[Dataset content]:
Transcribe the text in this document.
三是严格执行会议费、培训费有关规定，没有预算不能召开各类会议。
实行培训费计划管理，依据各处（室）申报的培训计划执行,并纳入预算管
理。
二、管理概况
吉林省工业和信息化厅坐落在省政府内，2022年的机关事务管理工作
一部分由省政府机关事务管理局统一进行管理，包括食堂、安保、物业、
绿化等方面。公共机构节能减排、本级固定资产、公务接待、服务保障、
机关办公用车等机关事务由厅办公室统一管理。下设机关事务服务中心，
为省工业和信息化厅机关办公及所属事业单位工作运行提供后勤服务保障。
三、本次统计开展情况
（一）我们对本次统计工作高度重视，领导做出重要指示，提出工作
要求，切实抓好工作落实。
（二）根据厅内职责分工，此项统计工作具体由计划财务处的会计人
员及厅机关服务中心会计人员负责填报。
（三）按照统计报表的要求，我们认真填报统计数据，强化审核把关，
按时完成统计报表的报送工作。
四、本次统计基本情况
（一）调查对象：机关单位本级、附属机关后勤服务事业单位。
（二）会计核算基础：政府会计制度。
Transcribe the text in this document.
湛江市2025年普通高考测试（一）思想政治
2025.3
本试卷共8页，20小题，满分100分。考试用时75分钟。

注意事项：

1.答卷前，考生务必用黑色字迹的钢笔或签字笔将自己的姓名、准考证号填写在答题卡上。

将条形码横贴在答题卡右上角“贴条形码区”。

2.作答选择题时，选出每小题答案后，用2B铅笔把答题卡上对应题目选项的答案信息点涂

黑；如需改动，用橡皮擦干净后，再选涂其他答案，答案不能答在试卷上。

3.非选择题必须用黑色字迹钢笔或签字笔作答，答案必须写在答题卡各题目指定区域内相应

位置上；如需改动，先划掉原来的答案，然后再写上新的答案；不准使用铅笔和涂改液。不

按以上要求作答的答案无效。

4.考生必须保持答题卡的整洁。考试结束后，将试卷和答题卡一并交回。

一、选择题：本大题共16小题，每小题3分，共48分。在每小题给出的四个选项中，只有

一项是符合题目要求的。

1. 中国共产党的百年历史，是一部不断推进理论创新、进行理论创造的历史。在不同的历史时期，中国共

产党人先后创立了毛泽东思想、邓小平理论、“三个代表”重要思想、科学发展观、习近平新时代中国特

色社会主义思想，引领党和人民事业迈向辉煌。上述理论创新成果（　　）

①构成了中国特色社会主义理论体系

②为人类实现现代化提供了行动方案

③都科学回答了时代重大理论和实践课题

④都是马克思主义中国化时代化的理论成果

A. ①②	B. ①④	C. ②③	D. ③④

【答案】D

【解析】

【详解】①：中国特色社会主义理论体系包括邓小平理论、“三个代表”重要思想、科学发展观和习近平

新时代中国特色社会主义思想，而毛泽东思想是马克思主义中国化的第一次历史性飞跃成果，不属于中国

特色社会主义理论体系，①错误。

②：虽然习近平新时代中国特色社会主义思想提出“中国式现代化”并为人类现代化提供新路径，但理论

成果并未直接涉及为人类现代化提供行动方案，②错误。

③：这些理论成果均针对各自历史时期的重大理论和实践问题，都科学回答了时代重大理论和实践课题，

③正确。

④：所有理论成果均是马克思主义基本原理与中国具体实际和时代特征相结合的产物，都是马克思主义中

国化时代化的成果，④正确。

[What needs to be done]: Using the records above, list each line that includes "重要思想".

[The reply]:
产党人先后创立了毛泽东思想、邓小平理论、“三个代表”重要思想、科学发展观、习近平新时代中国特
【详解】①：中国特色社会主义理论体系包括邓小平理论、“三个代表”重要思想、科学发展观和习近平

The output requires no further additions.